== DOCUMENT TEXT ==
## BEGIN
Mr Osborne said if people voted to leave the EU, the British government would not be contributing to the EU, but nonetheless the “economy would be poorer”, as less taxes would be raised and there would be less money for public services.

“A chancellor of the exchequer would have to makes choices. With the budget shrinking where are the cuts going to be felt?

“I can’t see why farming would not be excluded from those cuts.”

After meeting business people at Warrenpoint Habour he warned of trade difficulties for both the North and South.

"If we quit the EU, this is going to be the border with the European Union and all the things that those who want to quit the EU claim would happen– ie new immigration checkpoints, border controls and an end to free movement - that has a real consequence.

"There would have be a hardening of the border imposed by the British government or indeed by the Irish Government, " he said.

“That would have an impact on business.”

Referring to the possible consequences of exiting the EU, Mr Osborne said he spoke to a lorry driver in the harbour who remembered “when it used to take two hours to get across the border”.

He said in such resumed circumstances “business would not come here, jobs would not come here, people would trade directly with the Republic”.

Mr Osborne said he had observed Swedish timber being unloaded from a ship onto lorries at the harbour which was destined first for the Republic to be made into timber frames for houses in the North.

In the event of Brexit there would be double taxes, tariffs for the wood coming from Sweden and further tariffs as it was exported to the Republic. Such taxes could result in Warrenpoint losing this business he said.

“All those things have practical consequences. They mean less work for people, more economic insecurity for people, lower incomes for families.

"There is a direct economic cost for people living here in Northern Ireland from quitting the EU."

Mr Osborne said the campaign was “heating up”.

“People know that this is probably the biggest issue we are ever going to be asked to decide as citizens of the United Kingdom,” he added.
## END
== WRITTEN TASK 1 ==
Swap "tariffs" for "duties" and write out everything in the article on Brexit from "In the event" down to "business he said.".
The article on Brexit has no connection to the records.

== THE DATA ==
## BEGIN
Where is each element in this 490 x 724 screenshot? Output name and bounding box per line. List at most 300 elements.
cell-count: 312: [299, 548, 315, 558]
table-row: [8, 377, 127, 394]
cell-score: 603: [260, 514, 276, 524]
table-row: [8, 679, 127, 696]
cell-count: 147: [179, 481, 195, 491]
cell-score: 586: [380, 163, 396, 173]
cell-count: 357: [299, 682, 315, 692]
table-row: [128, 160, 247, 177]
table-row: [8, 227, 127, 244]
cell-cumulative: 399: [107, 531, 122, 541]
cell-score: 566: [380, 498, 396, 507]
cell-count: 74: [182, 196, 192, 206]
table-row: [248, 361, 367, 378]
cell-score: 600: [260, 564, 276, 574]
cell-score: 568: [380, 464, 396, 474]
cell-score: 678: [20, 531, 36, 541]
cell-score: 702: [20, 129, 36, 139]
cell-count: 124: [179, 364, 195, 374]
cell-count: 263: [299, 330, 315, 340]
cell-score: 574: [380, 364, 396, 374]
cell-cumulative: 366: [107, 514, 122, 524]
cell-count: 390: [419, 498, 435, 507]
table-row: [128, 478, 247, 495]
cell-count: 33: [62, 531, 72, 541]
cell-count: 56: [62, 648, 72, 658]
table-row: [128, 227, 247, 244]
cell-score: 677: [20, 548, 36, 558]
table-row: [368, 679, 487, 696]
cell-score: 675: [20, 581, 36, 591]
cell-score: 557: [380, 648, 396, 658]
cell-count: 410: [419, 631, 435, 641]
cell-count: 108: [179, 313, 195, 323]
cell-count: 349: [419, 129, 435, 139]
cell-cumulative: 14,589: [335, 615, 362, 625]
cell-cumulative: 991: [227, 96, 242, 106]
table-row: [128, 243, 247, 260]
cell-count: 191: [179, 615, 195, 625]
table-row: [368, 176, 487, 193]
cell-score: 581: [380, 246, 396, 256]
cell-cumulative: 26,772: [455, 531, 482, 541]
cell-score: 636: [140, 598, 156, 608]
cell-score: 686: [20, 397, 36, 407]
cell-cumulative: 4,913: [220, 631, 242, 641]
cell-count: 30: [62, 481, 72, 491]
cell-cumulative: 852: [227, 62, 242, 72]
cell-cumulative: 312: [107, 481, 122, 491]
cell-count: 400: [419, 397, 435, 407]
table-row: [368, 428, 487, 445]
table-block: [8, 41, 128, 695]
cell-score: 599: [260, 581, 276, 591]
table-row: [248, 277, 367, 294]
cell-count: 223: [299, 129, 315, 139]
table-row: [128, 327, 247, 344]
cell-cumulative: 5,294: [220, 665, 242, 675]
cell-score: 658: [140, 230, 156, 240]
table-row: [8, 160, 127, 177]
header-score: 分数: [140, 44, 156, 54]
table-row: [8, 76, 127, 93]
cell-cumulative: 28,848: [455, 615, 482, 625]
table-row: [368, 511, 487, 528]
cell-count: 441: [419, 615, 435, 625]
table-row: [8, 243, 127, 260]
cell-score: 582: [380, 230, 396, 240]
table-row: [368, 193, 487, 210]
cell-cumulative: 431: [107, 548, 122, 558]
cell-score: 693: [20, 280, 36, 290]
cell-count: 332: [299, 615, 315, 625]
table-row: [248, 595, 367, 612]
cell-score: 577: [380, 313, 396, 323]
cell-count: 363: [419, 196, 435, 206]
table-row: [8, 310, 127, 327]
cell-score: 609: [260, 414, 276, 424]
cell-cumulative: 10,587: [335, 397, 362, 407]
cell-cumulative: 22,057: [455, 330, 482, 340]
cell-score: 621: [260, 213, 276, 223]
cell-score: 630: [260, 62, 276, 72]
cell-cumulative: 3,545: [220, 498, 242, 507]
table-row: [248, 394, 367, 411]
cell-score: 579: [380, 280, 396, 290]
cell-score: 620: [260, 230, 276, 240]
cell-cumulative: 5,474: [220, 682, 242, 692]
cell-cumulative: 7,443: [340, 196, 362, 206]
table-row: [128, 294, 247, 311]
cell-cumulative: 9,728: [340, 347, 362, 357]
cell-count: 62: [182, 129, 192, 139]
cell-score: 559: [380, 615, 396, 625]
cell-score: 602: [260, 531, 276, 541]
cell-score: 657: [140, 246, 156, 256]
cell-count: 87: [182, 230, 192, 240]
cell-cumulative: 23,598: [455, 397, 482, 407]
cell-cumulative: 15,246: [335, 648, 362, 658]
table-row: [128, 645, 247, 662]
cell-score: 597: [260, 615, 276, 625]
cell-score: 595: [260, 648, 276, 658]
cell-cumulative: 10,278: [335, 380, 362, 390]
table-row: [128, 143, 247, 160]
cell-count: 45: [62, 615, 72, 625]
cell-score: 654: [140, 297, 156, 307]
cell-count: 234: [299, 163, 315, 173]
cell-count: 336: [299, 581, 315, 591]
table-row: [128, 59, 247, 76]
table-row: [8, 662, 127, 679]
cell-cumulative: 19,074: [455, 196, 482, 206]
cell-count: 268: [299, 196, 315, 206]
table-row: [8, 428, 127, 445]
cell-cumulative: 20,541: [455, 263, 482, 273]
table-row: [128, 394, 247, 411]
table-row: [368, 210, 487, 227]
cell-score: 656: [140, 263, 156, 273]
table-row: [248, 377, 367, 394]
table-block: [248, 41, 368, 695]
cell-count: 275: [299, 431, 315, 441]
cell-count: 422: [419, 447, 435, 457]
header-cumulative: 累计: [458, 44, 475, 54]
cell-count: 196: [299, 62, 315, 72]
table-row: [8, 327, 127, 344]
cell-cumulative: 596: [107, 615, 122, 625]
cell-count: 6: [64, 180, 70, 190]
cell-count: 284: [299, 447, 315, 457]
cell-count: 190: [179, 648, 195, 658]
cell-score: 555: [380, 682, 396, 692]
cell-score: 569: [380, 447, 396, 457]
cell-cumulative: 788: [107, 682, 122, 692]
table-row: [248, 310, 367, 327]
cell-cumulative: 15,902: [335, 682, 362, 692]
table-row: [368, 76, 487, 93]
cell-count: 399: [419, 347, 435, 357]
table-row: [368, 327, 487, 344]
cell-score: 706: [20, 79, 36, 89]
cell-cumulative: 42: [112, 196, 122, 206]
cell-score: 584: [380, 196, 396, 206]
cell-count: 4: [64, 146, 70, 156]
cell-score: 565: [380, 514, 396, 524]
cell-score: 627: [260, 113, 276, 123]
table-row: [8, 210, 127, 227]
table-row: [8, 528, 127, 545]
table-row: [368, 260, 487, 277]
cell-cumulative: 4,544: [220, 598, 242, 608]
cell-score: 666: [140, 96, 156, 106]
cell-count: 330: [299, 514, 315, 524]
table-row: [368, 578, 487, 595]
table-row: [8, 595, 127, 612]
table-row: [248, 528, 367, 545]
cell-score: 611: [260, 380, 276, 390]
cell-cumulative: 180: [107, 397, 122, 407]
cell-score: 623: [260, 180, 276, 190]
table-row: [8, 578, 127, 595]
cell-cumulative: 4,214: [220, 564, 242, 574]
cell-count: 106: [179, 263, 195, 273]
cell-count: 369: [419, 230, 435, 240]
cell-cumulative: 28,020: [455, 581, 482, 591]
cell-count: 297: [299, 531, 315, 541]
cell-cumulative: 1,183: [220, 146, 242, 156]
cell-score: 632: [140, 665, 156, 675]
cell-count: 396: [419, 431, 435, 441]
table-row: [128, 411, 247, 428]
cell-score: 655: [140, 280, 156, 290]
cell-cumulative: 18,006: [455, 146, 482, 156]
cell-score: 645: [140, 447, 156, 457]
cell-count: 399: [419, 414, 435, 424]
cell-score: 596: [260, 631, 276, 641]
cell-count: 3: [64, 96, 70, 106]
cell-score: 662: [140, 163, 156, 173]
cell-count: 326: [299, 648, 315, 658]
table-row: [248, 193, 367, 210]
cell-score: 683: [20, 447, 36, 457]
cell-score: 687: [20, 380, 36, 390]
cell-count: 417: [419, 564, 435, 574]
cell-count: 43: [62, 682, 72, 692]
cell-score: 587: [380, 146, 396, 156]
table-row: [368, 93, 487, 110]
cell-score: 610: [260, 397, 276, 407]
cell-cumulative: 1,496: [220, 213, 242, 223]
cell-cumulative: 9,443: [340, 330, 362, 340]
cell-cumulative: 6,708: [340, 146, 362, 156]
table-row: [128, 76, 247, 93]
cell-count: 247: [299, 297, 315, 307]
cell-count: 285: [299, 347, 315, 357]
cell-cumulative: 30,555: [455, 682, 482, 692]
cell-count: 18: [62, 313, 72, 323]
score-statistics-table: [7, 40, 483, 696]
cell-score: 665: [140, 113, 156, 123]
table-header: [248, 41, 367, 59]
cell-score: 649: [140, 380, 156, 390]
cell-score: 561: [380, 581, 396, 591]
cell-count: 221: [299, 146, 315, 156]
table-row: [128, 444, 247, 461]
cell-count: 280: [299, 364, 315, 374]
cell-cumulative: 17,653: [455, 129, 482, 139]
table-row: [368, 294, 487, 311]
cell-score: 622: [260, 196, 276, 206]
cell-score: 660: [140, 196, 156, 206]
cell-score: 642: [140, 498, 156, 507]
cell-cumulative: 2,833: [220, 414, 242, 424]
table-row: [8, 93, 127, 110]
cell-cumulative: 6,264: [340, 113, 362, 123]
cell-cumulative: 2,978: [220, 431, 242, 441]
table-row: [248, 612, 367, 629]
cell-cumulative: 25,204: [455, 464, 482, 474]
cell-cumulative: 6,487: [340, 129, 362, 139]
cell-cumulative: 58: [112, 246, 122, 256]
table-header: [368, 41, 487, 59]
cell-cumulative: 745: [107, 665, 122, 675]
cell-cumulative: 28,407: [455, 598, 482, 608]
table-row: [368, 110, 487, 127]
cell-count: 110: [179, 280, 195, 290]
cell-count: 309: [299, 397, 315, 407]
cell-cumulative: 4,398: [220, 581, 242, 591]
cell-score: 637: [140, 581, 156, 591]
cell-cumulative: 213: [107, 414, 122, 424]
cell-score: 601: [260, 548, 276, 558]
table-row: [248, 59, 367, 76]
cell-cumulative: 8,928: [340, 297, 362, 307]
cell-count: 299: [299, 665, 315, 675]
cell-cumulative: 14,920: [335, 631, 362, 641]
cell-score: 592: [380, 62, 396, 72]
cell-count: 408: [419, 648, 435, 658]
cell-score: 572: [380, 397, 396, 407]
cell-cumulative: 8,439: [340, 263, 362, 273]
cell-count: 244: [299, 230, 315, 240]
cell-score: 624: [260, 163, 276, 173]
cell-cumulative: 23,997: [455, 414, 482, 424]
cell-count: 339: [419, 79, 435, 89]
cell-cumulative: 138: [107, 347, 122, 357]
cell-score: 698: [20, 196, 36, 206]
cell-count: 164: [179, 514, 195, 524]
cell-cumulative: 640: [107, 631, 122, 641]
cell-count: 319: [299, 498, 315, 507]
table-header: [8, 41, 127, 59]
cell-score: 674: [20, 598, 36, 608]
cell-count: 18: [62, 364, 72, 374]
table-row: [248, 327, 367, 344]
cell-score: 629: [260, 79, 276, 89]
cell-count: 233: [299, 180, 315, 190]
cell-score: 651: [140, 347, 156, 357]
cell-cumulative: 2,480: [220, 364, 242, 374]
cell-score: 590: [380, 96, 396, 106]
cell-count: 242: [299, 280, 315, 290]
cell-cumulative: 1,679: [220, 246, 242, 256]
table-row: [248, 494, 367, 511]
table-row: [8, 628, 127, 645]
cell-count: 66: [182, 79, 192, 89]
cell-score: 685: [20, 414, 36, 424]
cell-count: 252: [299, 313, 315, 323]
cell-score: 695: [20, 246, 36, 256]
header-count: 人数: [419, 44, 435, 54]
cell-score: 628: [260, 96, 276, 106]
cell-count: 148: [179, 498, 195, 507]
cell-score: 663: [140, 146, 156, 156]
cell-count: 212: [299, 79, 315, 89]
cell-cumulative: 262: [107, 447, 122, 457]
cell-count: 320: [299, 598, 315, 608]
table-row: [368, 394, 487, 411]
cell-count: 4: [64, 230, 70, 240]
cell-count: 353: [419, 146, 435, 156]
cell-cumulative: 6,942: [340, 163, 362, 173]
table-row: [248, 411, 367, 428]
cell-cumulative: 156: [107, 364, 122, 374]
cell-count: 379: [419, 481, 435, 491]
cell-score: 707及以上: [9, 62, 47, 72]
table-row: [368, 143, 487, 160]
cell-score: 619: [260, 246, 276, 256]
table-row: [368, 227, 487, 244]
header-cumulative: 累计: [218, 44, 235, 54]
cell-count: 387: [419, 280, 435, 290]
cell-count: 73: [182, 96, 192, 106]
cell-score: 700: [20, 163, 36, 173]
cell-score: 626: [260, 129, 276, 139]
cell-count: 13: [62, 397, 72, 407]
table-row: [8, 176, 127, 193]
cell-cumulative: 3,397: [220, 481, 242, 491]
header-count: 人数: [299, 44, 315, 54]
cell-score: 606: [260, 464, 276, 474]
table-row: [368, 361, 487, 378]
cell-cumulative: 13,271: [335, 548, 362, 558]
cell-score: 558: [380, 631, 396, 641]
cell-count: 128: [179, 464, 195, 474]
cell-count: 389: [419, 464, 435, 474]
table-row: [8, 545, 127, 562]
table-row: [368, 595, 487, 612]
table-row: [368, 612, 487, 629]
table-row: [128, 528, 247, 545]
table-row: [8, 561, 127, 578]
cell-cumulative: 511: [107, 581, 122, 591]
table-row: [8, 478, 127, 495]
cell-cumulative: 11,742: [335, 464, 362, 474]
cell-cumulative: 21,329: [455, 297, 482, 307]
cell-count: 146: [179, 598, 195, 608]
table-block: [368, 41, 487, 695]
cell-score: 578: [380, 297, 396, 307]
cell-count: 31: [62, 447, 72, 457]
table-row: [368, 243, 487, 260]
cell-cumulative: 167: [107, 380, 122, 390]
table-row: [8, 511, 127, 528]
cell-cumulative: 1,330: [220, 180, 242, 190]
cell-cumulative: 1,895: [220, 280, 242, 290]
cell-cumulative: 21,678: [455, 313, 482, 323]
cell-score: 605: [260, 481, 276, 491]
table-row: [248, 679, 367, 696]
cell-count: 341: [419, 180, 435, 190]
## END
== WRITTEN TASK 2 ==
Please present everything from the first line of the records down to the line containing "cell-score: 600: [260, 564, 276, 574]", both included, as a Markdown table with the columns Row and Line, skipping any blank lines.

== TASK OUTPUT 1 ==
In the event of Brexit there would be double taxes, duties for the wood coming from Sweden and further duties as it was exported to the Republic. Such taxes could result in Warrenpoint losing this business he said.

== TASK OUTPUT 2 ==
| Row | Line |
|---|---|
| 1 | Where is each element in this 490 x 724 screenshot? Output name and bounding box per line. List at most 300 elements. |
| 2 | cell-count: 312: [299, 548, 315, 558] |
| 3 | table-row: [8, 377, 127, 394] |
| 4 | cell-score: 603: [260, 514, 276, 524] |
| 5 | table-row: [8, 679, 127, 696] |
| 6 | cell-count: 147: [179, 481, 195, 491] |
| 7 | cell-score: 586: [380, 163, 396, 173] |
| 8 | cell-count: 357: [299, 682, 315, 692] |
| 9 | table-row: [128, 160, 247, 177] |
| 10 | table-row: [8, 227, 127, 244] |
| 11 | cell-cumulative: 399: [107, 531, 122, 541] |
| 12 | cell-score: 566: [380, 498, 396, 507] |
| 13 | cell-count: 74: [182, 196, 192, 206] |
| 14 | table-row: [248, 361, 367, 378] |
| 15 | cell-score: 600: [260, 564, 276, 574] |